**TASK INSTRUCTIONS**
Every record should be copied exactly, except that pictures are to be omitted.

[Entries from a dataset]

▼▼▼

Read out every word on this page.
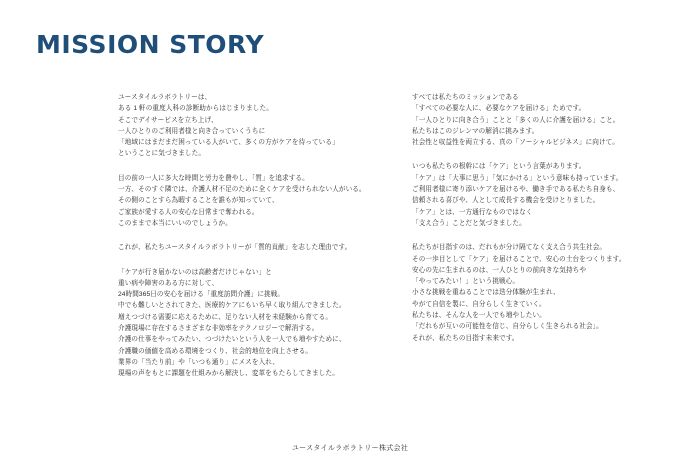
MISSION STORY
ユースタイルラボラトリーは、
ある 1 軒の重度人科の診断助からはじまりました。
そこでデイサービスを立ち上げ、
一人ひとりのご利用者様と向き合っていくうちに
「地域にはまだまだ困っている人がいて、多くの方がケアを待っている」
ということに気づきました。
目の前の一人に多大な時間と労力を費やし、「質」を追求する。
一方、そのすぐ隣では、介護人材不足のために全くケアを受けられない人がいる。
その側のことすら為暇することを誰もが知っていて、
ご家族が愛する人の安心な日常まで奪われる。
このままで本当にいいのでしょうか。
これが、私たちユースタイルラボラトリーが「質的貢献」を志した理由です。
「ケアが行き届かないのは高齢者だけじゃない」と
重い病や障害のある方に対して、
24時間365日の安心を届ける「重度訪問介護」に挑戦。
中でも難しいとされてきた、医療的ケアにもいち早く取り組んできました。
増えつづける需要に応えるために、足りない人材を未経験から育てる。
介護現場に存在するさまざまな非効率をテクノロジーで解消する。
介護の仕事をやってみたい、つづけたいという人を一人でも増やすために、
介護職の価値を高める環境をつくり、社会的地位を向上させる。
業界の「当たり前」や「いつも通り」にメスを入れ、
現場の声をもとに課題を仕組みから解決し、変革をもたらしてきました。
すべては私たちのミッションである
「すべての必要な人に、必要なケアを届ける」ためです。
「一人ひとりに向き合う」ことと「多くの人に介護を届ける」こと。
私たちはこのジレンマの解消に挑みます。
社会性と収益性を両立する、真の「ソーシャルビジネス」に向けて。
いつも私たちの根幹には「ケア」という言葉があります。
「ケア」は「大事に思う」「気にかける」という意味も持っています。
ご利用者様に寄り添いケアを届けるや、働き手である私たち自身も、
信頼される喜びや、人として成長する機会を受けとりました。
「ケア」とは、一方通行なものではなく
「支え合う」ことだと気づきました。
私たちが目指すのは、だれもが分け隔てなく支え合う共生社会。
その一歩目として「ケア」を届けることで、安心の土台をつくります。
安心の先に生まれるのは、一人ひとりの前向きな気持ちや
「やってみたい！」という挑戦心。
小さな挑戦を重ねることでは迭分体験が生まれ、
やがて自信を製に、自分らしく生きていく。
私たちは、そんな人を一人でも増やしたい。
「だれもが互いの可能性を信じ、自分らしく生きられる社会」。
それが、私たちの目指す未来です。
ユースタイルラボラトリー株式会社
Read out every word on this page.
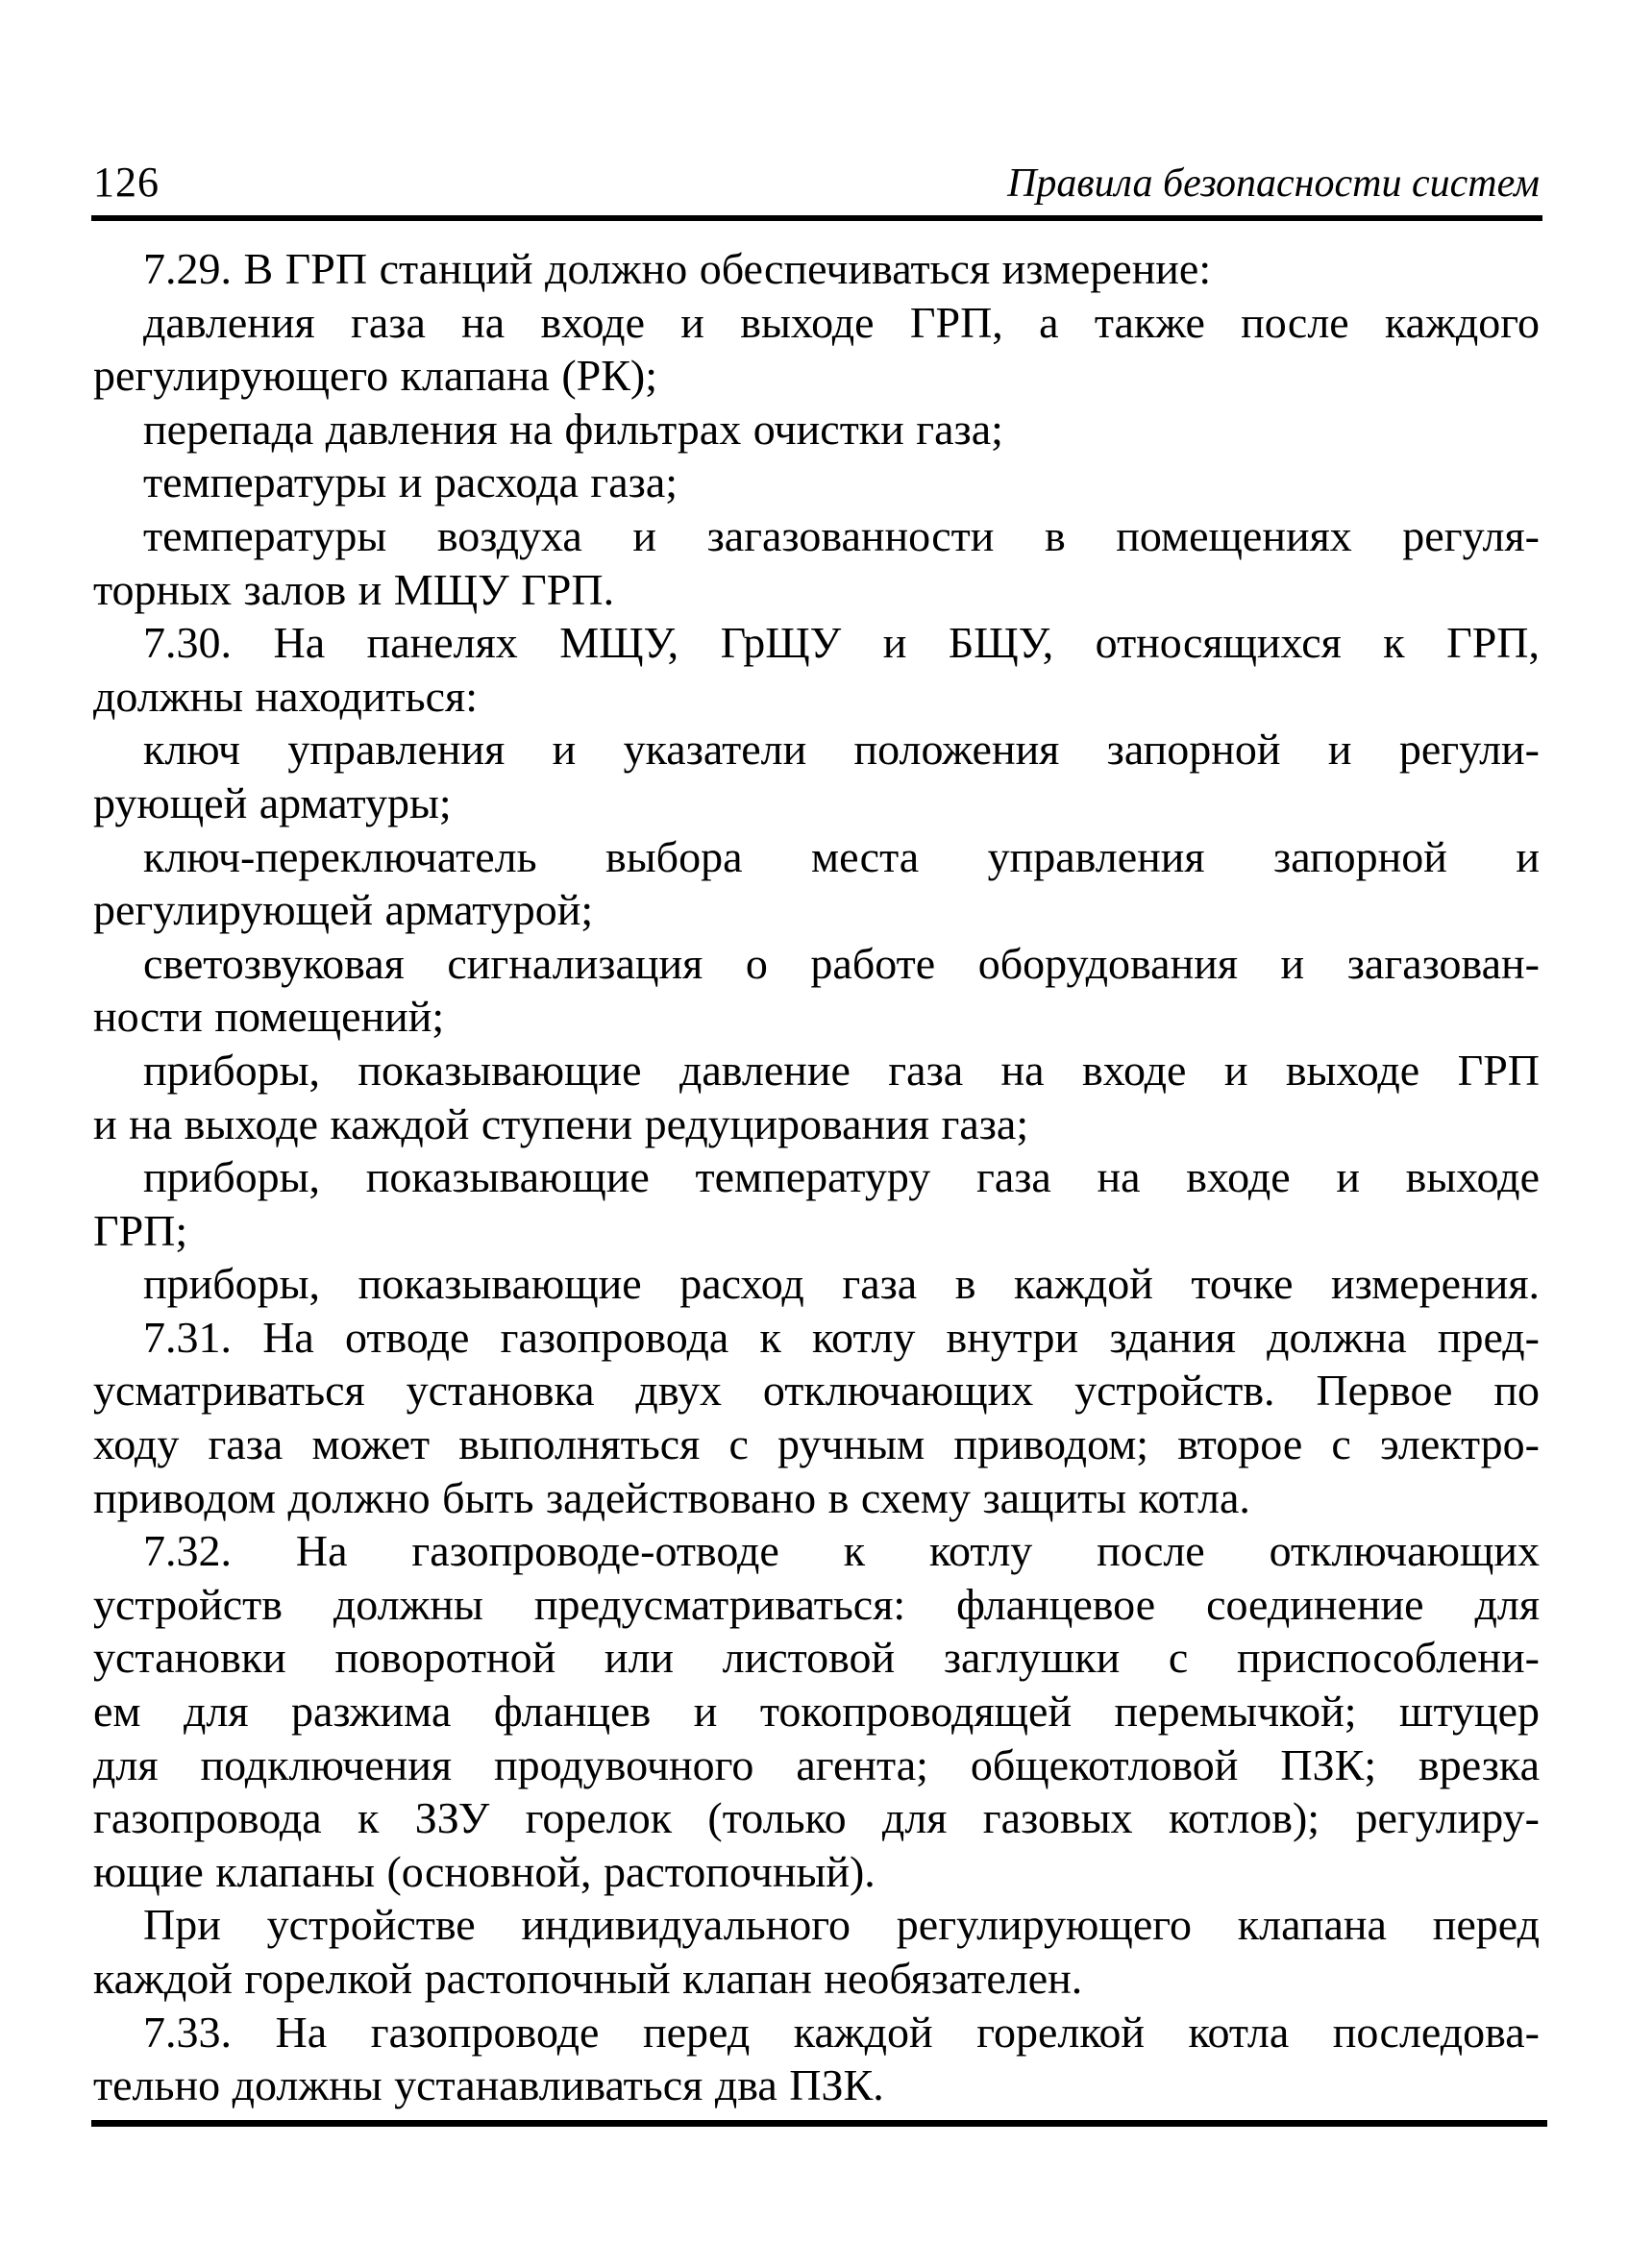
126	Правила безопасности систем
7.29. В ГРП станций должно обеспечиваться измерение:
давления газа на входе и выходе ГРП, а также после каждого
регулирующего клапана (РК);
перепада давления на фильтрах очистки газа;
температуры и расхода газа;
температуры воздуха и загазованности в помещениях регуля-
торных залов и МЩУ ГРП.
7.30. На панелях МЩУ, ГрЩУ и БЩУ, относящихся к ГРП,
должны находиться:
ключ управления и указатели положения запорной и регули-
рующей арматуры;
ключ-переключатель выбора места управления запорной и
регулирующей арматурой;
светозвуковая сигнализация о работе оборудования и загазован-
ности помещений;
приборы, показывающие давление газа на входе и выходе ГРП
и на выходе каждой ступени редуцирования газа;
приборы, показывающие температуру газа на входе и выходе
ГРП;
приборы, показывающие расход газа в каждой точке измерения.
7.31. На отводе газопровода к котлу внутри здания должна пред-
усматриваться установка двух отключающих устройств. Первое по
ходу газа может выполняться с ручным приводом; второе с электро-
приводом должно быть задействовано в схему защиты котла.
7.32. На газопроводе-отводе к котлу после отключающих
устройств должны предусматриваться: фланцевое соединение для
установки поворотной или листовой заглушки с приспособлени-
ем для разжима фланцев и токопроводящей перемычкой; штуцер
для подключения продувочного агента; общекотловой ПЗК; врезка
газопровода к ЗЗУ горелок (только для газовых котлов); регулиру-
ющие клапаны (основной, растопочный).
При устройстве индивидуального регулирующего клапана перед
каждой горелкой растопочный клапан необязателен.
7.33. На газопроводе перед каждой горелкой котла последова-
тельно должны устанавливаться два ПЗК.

▲▲▲

**RESULT FOR THIS TASK**
Read out every word on this page.
MISSION STORY
ユースタイルラボラトリーは、
ある 1 軒の重度人科の診断助からはじまりました。
そこでデイサービスを立ち上げ、
一人ひとりのご利用者様と向き合っていくうちに
「地域にはまだまだ困っている人がいて、多くの方がケアを待っている」
ということに気づきました。
目の前の一人に多大な時間と労力を費やし、「質」を追求する。
一方、そのすぐ隣では、介護人材不足のために全くケアを受けられない人がいる。
その側のことすら為暇することを誰もが知っていて、
ご家族が愛する人の安心な日常まで奪われる。
このままで本当にいいのでしょうか。
これが、私たちユースタイルラボラトリーが「質的貢献」を志した理由です。
「ケアが行き届かないのは高齢者だけじゃない」と
重い病や障害のある方に対して、
24時間365日の安心を届ける「重度訪問介護」に挑戦。
中でも難しいとされてきた、医療的ケアにもいち早く取り組んできました。
増えつづける需要に応えるために、足りない人材を未経験から育てる。
介護現場に存在するさまざまな非効率をテクノロジーで解消する。
介護の仕事をやってみたい、つづけたいという人を一人でも増やすために、
介護職の価値を高める環境をつくり、社会的地位を向上させる。
業界の「当たり前」や「いつも通り」にメスを入れ、
現場の声をもとに課題を仕組みから解決し、変革をもたらしてきました。
すべては私たちのミッションである
「すべての必要な人に、必要なケアを届ける」ためです。
「一人ひとりに向き合う」ことと「多くの人に介護を届ける」こと。
私たちはこのジレンマの解消に挑みます。
社会性と収益性を両立する、真の「ソーシャルビジネス」に向けて。
いつも私たちの根幹には「ケア」という言葉があります。
「ケア」は「大事に思う」「気にかける」という意味も持っています。
ご利用者様に寄り添いケアを届けるや、働き手である私たち自身も、
信頼される喜びや、人として成長する機会を受けとりました。
「ケア」とは、一方通行なものではなく
「支え合う」ことだと気づきました。
私たちが目指すのは、だれもが分け隔てなく支え合う共生社会。
その一歩目として「ケア」を届けることで、安心の土台をつくります。
安心の先に生まれるのは、一人ひとりの前向きな気持ちや
「やってみたい！」という挑戦心。
小さな挑戦を重ねることでは迭分体験が生まれ、
やがて自信を製に、自分らしく生きていく。
私たちは、そんな人を一人でも増やしたい。
「だれもが互いの可能性を信じ、自分らしく生きられる社会」。
それが、私たちの目指す未来です。
ユースタイルラボラトリー株式会社
Read out every word on this page.
126	Правила безопасности систем
7.29. В ГРП станций должно обеспечиваться измерение:
давления газа на входе и выходе ГРП, а также после каждого
регулирующего клапана (РК);
перепада давления на фильтрах очистки газа;
температуры и расхода газа;
температуры воздуха и загазованности в помещениях регуля-
торных залов и МЩУ ГРП.
7.30. На панелях МЩУ, ГрЩУ и БЩУ, относящихся к ГРП,
должны находиться:
ключ управления и указатели положения запорной и регули-
рующей арматуры;
ключ-переключатель выбора места управления запорной и
регулирующей арматурой;
светозвуковая сигнализация о работе оборудования и загазован-
ности помещений;
приборы, показывающие давление газа на входе и выходе ГРП
и на выходе каждой ступени редуцирования газа;
приборы, показывающие температуру газа на входе и выходе
ГРП;
приборы, показывающие расход газа в каждой точке измерения.
7.31. На отводе газопровода к котлу внутри здания должна пред-
усматриваться установка двух отключающих устройств. Первое по
ходу газа может выполняться с ручным приводом; второе с электро-
приводом должно быть задействовано в схему защиты котла.
7.32. На газопроводе-отводе к котлу после отключающих
устройств должны предусматриваться: фланцевое соединение для
установки поворотной или листовой заглушки с приспособлени-
ем для разжима фланцев и токопроводящей перемычкой; штуцер
для подключения продувочного агента; общекотловой ПЗК; врезка
газопровода к ЗЗУ горелок (только для газовых котлов); регулиру-
ющие клапаны (основной, растопочный).
При устройстве индивидуального регулирующего клапана перед
каждой горелкой растопочный клапан необязателен.
7.33. На газопроводе перед каждой горелкой котла последова-
тельно должны устанавливаться два ПЗК.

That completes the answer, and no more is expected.